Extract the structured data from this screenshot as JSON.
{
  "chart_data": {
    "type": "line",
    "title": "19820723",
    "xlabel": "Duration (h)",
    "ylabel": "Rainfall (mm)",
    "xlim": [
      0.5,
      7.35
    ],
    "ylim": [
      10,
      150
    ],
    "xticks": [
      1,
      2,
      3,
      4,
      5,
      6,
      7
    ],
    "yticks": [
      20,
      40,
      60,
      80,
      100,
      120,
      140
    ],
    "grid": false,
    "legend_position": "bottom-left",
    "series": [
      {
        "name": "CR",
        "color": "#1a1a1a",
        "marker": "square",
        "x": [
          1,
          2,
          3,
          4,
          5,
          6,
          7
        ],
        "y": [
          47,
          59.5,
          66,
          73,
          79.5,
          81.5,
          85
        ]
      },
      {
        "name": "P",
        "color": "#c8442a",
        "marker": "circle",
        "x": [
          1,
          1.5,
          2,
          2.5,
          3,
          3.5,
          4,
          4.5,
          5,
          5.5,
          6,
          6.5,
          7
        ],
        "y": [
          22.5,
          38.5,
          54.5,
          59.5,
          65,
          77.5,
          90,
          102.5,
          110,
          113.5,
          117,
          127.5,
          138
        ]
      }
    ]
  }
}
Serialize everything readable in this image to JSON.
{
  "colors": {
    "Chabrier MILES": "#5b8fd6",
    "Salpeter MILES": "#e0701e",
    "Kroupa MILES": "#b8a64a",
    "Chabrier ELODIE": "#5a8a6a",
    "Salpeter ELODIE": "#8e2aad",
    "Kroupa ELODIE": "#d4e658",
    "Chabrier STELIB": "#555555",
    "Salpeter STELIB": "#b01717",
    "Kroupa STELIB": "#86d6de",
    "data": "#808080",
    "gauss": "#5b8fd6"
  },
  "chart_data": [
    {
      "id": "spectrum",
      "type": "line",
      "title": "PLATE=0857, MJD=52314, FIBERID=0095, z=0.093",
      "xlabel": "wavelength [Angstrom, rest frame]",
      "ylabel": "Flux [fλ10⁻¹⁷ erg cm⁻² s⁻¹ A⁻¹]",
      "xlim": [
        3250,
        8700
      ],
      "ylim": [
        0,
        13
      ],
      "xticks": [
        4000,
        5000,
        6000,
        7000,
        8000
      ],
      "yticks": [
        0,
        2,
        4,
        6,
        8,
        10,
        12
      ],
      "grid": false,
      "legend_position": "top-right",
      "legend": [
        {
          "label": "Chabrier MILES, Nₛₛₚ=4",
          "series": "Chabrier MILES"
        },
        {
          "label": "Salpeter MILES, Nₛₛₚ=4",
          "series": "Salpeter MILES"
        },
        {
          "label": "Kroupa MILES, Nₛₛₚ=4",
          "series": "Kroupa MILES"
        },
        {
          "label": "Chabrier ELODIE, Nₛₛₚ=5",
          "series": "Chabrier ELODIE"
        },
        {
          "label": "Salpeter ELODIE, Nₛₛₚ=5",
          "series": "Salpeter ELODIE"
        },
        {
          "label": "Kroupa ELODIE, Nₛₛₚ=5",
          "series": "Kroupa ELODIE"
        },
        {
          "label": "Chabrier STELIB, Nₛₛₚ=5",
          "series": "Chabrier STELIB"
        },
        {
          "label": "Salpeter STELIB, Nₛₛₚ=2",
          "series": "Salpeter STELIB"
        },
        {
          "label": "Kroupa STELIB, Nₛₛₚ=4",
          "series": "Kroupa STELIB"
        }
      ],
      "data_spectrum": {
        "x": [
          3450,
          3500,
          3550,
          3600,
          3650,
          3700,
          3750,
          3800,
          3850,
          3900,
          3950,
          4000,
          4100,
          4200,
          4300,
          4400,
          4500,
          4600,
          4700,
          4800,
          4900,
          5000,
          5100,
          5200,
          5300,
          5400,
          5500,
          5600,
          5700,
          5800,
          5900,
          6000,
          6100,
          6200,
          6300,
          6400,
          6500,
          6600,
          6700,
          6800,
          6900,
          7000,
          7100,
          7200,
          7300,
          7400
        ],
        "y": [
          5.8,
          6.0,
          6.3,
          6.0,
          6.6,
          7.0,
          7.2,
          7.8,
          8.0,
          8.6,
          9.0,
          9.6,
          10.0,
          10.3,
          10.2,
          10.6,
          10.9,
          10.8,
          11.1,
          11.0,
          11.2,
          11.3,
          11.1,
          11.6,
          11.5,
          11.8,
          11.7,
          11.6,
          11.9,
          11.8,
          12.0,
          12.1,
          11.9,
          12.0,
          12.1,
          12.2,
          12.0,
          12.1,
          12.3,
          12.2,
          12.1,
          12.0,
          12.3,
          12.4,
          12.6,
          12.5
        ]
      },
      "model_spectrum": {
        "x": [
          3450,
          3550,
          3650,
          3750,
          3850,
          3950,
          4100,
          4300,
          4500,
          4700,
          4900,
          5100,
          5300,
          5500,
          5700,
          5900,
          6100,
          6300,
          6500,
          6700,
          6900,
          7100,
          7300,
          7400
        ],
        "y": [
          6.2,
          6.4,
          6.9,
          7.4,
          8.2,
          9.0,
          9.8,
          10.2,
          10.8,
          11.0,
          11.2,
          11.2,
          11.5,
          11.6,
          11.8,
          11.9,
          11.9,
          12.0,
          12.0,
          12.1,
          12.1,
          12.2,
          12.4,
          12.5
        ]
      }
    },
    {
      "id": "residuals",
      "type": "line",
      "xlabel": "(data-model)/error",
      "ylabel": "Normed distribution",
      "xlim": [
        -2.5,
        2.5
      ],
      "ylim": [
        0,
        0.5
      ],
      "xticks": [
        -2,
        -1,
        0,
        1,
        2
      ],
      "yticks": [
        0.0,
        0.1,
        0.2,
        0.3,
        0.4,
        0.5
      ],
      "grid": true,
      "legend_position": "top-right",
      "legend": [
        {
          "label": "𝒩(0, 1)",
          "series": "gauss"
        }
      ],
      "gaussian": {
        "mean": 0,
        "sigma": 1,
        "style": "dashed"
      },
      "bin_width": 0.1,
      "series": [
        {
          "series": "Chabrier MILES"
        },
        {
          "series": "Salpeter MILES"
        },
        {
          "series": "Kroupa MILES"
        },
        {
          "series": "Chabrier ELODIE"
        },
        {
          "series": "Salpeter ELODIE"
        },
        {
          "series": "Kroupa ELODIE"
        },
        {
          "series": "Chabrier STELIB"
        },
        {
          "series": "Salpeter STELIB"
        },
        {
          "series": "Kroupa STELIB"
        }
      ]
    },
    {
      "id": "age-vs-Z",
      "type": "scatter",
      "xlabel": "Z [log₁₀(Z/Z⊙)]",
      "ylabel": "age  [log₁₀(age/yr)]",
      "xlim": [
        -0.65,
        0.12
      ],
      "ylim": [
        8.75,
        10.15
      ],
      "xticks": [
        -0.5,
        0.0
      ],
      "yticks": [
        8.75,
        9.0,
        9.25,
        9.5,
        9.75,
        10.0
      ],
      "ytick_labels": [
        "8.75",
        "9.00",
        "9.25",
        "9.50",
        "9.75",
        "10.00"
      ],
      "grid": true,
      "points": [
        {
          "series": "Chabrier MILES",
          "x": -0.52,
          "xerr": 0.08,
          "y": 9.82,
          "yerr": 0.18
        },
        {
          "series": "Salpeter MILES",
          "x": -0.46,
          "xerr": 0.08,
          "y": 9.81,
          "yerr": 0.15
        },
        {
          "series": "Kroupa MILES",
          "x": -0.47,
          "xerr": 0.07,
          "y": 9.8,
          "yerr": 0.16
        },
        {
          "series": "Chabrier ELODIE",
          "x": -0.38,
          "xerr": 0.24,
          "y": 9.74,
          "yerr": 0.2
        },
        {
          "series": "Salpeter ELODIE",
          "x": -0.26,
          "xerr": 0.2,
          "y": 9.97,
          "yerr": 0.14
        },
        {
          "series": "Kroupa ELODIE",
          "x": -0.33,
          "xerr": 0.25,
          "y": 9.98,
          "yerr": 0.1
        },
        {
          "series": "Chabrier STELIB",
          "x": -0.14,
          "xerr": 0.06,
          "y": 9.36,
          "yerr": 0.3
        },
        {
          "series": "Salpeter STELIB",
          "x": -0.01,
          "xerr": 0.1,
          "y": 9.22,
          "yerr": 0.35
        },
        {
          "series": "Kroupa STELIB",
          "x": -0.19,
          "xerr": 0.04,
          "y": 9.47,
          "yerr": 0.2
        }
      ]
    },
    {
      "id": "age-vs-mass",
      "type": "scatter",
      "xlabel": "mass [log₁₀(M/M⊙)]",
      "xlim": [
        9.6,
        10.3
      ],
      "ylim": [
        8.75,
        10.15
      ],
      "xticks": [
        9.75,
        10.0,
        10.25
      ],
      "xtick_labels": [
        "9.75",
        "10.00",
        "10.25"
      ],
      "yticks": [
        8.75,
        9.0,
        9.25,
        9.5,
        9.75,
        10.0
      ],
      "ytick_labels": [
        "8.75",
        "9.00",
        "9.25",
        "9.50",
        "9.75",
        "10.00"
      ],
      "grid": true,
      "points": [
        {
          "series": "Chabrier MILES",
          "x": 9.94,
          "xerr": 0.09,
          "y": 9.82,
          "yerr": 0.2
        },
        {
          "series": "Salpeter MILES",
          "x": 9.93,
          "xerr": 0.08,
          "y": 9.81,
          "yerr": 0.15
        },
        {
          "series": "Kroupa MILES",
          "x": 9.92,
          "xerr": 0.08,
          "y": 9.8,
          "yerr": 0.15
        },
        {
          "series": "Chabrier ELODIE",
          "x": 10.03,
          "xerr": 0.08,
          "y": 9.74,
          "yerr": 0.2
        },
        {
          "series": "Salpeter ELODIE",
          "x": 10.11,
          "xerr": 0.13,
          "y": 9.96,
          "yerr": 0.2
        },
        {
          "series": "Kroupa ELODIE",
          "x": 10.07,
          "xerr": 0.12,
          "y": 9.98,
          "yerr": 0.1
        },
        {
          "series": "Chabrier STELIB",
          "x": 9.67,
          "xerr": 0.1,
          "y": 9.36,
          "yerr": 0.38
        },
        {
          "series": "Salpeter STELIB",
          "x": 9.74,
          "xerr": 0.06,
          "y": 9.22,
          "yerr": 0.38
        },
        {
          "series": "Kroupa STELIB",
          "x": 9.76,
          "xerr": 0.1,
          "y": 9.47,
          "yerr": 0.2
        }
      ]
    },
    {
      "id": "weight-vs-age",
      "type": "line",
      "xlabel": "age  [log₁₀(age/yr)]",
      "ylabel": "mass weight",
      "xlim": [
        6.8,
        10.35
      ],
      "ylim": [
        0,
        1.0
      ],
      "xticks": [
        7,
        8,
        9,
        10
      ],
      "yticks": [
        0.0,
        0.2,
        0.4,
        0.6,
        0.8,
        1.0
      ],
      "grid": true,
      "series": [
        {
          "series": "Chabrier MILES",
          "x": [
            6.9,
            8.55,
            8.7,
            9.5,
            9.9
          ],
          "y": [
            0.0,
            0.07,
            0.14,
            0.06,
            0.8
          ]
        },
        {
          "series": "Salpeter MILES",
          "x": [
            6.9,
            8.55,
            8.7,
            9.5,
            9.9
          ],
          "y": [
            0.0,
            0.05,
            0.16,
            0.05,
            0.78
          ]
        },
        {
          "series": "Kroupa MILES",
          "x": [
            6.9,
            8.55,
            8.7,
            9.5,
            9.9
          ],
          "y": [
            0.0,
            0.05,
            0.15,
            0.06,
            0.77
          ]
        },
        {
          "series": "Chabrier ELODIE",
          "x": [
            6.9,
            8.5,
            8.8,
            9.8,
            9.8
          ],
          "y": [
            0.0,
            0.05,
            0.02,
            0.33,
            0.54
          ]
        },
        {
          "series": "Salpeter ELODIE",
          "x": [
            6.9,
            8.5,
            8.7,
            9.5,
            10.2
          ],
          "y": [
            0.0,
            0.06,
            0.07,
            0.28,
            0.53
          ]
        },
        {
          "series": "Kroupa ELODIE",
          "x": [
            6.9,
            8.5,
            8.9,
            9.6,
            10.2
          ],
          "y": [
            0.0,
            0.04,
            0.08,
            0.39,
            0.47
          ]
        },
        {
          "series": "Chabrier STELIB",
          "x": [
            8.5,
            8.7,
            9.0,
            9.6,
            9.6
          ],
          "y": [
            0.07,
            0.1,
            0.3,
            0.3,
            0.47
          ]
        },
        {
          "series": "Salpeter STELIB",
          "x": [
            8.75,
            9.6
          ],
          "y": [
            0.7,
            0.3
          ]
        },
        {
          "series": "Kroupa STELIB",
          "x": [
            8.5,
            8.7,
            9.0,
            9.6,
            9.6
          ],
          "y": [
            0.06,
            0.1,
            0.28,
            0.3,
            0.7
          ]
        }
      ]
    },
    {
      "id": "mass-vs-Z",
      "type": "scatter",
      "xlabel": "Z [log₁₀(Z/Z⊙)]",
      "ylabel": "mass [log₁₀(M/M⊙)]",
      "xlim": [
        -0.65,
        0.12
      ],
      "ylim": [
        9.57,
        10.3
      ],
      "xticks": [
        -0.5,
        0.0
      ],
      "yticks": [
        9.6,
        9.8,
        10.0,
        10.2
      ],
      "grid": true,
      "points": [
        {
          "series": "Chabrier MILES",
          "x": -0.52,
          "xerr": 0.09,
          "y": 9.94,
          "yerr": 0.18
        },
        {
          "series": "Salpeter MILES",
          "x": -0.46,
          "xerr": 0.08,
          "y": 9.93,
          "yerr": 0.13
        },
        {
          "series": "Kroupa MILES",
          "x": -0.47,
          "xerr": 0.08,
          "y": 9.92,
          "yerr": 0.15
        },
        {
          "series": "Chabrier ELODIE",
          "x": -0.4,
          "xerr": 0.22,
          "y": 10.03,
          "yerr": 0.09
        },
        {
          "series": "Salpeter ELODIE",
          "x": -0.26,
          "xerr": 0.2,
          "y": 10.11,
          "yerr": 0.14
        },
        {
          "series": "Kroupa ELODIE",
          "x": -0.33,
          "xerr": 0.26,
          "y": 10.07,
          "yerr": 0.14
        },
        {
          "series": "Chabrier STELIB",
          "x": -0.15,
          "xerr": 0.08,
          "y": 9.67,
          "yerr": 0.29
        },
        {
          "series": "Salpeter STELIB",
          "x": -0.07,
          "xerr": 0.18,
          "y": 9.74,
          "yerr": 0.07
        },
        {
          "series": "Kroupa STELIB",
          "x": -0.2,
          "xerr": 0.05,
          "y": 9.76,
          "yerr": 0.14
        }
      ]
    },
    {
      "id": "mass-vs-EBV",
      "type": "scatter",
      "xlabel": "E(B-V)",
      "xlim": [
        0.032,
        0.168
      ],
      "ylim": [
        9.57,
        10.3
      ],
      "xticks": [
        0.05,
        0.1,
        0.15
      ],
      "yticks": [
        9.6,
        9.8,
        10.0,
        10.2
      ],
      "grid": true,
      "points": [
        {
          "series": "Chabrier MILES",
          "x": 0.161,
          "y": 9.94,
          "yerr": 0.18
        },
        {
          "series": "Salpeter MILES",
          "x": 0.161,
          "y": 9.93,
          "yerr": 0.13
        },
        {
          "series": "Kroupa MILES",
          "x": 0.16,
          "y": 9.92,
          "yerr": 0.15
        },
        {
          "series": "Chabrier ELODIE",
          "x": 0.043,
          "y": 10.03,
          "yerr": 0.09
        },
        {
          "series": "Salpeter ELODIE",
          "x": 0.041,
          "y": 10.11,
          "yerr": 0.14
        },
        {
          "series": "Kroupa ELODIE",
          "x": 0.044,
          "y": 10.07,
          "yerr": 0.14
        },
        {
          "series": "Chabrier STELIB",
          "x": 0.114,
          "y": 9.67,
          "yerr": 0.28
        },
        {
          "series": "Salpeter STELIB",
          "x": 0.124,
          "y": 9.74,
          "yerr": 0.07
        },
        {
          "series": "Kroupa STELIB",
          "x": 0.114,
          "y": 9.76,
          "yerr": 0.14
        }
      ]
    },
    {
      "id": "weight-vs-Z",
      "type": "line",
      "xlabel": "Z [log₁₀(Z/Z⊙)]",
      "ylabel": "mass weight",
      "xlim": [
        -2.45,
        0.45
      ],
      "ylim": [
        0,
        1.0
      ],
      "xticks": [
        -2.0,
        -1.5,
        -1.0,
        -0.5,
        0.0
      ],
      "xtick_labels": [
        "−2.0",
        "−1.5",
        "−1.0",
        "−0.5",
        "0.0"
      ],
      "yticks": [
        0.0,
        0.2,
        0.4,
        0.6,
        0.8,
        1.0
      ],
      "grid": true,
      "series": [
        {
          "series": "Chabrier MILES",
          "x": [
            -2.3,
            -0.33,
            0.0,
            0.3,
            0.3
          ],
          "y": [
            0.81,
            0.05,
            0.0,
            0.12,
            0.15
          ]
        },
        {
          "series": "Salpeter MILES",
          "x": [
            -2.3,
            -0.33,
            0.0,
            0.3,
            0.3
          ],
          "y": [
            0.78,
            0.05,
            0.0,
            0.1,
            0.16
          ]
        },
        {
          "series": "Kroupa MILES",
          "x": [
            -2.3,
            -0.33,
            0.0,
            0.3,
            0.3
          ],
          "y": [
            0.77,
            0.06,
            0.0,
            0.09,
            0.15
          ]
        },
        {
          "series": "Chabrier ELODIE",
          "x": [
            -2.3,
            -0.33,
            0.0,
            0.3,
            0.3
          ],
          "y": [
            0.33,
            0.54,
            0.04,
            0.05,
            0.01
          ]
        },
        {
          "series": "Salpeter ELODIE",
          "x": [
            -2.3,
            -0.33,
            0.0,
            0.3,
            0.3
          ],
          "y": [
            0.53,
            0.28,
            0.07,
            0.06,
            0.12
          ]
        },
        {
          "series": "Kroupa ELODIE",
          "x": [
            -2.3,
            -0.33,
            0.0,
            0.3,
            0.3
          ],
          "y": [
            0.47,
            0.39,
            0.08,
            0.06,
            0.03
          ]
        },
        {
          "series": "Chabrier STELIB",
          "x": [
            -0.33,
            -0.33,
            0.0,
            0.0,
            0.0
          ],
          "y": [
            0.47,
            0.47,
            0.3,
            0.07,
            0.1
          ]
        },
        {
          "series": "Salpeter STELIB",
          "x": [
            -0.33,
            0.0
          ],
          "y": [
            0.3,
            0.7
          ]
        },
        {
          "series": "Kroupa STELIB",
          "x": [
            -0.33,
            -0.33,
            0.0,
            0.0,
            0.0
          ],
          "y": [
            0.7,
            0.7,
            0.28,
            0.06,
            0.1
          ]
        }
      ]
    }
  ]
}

────────────────────

• **EXERCISE**: Looking at the data above, show all lines where the word "title" occurs.

• **EXERCISE RESULT**:
    "title": "19820723",
      "title": "PLATE=0857, MJD=52314, FIBERID=0095, z=0.093",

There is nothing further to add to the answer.